Provided records:
'''

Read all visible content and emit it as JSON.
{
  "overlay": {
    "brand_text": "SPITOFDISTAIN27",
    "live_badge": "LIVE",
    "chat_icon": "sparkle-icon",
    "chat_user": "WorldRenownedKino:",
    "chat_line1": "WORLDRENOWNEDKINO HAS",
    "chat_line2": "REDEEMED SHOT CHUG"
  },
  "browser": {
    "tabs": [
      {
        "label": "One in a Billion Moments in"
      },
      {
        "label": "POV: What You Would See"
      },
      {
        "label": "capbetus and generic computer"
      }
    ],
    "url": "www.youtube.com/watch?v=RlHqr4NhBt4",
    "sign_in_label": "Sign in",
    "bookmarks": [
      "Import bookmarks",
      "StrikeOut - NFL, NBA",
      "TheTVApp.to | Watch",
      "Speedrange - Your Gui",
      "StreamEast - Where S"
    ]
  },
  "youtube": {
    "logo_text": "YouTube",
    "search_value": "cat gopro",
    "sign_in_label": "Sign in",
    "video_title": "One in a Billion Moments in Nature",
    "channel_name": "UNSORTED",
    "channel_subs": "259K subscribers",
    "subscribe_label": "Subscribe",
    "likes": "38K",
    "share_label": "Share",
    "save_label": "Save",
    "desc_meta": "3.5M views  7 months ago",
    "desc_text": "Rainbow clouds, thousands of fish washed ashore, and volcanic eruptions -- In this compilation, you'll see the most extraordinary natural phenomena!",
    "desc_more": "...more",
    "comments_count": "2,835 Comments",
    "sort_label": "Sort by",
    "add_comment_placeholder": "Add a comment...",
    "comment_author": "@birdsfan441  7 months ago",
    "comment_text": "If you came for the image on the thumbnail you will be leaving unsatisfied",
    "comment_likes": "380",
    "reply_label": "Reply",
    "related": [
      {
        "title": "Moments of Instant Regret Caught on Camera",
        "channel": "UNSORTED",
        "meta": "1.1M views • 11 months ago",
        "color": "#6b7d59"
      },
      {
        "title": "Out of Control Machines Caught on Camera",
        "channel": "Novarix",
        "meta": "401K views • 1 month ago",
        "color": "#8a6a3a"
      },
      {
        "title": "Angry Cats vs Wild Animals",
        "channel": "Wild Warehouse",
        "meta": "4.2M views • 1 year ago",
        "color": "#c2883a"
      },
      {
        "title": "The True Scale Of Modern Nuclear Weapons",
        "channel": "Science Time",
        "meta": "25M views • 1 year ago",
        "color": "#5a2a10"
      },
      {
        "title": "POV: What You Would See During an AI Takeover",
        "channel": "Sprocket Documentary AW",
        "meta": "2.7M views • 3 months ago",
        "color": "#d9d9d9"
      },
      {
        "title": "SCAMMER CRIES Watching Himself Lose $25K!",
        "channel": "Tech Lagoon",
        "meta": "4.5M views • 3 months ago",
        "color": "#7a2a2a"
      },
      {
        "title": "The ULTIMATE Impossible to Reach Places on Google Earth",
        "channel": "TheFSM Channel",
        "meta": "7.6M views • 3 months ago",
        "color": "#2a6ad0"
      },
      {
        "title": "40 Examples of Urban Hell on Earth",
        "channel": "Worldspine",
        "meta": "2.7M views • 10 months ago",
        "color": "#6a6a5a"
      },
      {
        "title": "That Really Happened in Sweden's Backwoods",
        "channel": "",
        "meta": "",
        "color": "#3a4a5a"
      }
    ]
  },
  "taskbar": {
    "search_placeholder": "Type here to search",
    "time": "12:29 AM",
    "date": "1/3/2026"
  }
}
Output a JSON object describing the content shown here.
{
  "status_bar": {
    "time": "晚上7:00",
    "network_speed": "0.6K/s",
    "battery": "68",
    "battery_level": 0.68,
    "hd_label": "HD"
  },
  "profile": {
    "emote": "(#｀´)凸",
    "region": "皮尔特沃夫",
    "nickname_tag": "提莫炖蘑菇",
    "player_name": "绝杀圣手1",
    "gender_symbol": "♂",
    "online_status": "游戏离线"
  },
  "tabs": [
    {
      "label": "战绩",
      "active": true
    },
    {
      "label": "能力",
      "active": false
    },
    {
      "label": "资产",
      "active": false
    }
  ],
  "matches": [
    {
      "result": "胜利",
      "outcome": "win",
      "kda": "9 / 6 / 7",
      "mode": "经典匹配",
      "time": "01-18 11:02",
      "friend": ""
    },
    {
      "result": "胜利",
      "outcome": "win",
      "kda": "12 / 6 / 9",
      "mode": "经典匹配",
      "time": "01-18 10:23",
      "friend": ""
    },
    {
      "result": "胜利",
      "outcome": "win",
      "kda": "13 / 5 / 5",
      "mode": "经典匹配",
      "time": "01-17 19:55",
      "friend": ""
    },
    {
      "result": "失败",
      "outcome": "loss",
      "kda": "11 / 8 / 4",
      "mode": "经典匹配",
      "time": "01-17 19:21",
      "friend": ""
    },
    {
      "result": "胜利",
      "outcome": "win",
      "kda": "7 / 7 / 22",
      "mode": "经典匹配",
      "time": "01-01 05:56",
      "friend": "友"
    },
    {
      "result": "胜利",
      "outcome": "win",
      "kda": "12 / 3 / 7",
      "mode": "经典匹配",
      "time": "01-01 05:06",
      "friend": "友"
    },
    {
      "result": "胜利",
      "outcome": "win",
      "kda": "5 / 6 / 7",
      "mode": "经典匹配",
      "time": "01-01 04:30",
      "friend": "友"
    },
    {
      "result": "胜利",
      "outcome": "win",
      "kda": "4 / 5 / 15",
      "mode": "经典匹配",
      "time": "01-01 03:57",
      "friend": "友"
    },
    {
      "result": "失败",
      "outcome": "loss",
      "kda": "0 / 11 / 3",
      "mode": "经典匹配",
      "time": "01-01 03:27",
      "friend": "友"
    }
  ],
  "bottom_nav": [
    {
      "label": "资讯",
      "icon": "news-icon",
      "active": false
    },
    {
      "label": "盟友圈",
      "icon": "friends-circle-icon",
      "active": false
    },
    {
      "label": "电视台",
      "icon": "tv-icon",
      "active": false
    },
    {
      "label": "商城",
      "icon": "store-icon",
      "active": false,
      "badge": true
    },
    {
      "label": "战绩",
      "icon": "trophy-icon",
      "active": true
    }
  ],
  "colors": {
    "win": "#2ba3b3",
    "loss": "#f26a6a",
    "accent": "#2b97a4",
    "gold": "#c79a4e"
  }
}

'''

Return the full listing, character for character.

Read all visible content and emit it as JSON.
{
  "overlay": {
    "brand_text": "SPITOFDISTAIN27",
    "live_badge": "LIVE",
    "chat_icon": "sparkle-icon",
    "chat_user": "WorldRenownedKino:",
    "chat_line1": "WORLDRENOWNEDKINO HAS",
    "chat_line2": "REDEEMED SHOT CHUG"
  },
  "browser": {
    "tabs": [
      {
        "label": "One in a Billion Moments in"
      },
      {
        "label": "POV: What You Would See"
      },
      {
        "label": "capbetus and generic computer"
      }
    ],
    "url": "www.youtube.com/watch?v=RlHqr4NhBt4",
    "sign_in_label": "Sign in",
    "bookmarks": [
      "Import bookmarks",
      "StrikeOut - NFL, NBA",
      "TheTVApp.to | Watch",
      "Speedrange - Your Gui",
      "StreamEast - Where S"
    ]
  },
  "youtube": {
    "logo_text": "YouTube",
    "search_value": "cat gopro",
    "sign_in_label": "Sign in",
    "video_title": "One in a Billion Moments in Nature",
    "channel_name": "UNSORTED",
    "channel_subs": "259K subscribers",
    "subscribe_label": "Subscribe",
    "likes": "38K",
    "share_label": "Share",
    "save_label": "Save",
    "desc_meta": "3.5M views  7 months ago",
    "desc_text": "Rainbow clouds, thousands of fish washed ashore, and volcanic eruptions -- In this compilation, you'll see the most extraordinary natural phenomena!",
    "desc_more": "...more",
    "comments_count": "2,835 Comments",
    "sort_label": "Sort by",
    "add_comment_placeholder": "Add a comment...",
    "comment_author": "@birdsfan441  7 months ago",
    "comment_text": "If you came for the image on the thumbnail you will be leaving unsatisfied",
    "comment_likes": "380",
    "reply_label": "Reply",
    "related": [
      {
        "title": "Moments of Instant Regret Caught on Camera",
        "channel": "UNSORTED",
        "meta": "1.1M views • 11 months ago",
        "color": "#6b7d59"
      },
      {
        "title": "Out of Control Machines Caught on Camera",
        "channel": "Novarix",
        "meta": "401K views • 1 month ago",
        "color": "#8a6a3a"
      },
      {
        "title": "Angry Cats vs Wild Animals",
        "channel": "Wild Warehouse",
        "meta": "4.2M views • 1 year ago",
        "color": "#c2883a"
      },
      {
        "title": "The True Scale Of Modern Nuclear Weapons",
        "channel": "Science Time",
        "meta": "25M views • 1 year ago",
        "color": "#5a2a10"
      },
      {
        "title": "POV: What You Would See During an AI Takeover",
        "channel": "Sprocket Documentary AW",
        "meta": "2.7M views • 3 months ago",
        "color": "#d9d9d9"
      },
      {
        "title": "SCAMMER CRIES Watching Himself Lose $25K!",
        "channel": "Tech Lagoon",
        "meta": "4.5M views • 3 months ago",
        "color": "#7a2a2a"
      },
      {
        "title": "The ULTIMATE Impossible to Reach Places on Google Earth",
        "channel": "TheFSM Channel",
        "meta": "7.6M views • 3 months ago",
        "color": "#2a6ad0"
      },
      {
        "title": "40 Examples of Urban Hell on Earth",
        "channel": "Worldspine",
        "meta": "2.7M views • 10 months ago",
        "color": "#6a6a5a"
      },
      {
        "title": "That Really Happened in Sweden's Backwoods",
        "channel": "",
        "meta": "",
        "color": "#3a4a5a"
      }
    ]
  },
  "taskbar": {
    "search_placeholder": "Type here to search",
    "time": "12:29 AM",
    "date": "1/3/2026"
  }
}
Output a JSON object describing the content shown here.
{
  "status_bar": {
    "time": "晚上7:00",
    "network_speed": "0.6K/s",
    "battery": "68",
    "battery_level": 0.68,
    "hd_label": "HD"
  },
  "profile": {
    "emote": "(#｀´)凸",
    "region": "皮尔特沃夫",
    "nickname_tag": "提莫炖蘑菇",
    "player_name": "绝杀圣手1",
    "gender_symbol": "♂",
    "online_status": "游戏离线"
  },
  "tabs": [
    {
      "label": "战绩",
      "active": true
    },
    {
      "label": "能力",
      "active": false
    },
    {
      "label": "资产",
      "active": false
    }
  ],
  "matches": [
    {
      "result": "胜利",
      "outcome": "win",
      "kda": "9 / 6 / 7",
      "mode": "经典匹配",
      "time": "01-18 11:02",
      "friend": ""
    },
    {
      "result": "胜利",
      "outcome": "win",
      "kda": "12 / 6 / 9",
      "mode": "经典匹配",
      "time": "01-18 10:23",
      "friend": ""
    },
    {
      "result": "胜利",
      "outcome": "win",
      "kda": "13 / 5 / 5",
      "mode": "经典匹配",
      "time": "01-17 19:55",
      "friend": ""
    },
    {
      "result": "失败",
      "outcome": "loss",
      "kda": "11 / 8 / 4",
      "mode": "经典匹配",
      "time": "01-17 19:21",
      "friend": ""
    },
    {
      "result": "胜利",
      "outcome": "win",
      "kda": "7 / 7 / 22",
      "mode": "经典匹配",
      "time": "01-01 05:56",
      "friend": "友"
    },
    {
      "result": "胜利",
      "outcome": "win",
      "kda": "12 / 3 / 7",
      "mode": "经典匹配",
      "time": "01-01 05:06",
      "friend": "友"
    },
    {
      "result": "胜利",
      "outcome": "win",
      "kda": "5 / 6 / 7",
      "mode": "经典匹配",
      "time": "01-01 04:30",
      "friend": "友"
    },
    {
      "result": "胜利",
      "outcome": "win",
      "kda": "4 / 5 / 15",
      "mode": "经典匹配",
      "time": "01-01 03:57",
      "friend": "友"
    },
    {
      "result": "失败",
      "outcome": "loss",
      "kda": "0 / 11 / 3",
      "mode": "经典匹配",
      "time": "01-01 03:27",
      "friend": "友"
    }
  ],
  "bottom_nav": [
    {
      "label": "资讯",
      "icon": "news-icon",
      "active": false
    },
    {
      "label": "盟友圈",
      "icon": "friends-circle-icon",
      "active": false
    },
    {
      "label": "电视台",
      "icon": "tv-icon",
      "active": false
    },
    {
      "label": "商城",
      "icon": "store-icon",
      "active": false,
      "badge": true
    },
    {
      "label": "战绩",
      "icon": "trophy-icon",
      "active": true
    }
  ],
  "colors": {
    "win": "#2ba3b3",
    "loss": "#f26a6a",
    "accent": "#2b97a4",
    "gold": "#c79a4e"
  }
}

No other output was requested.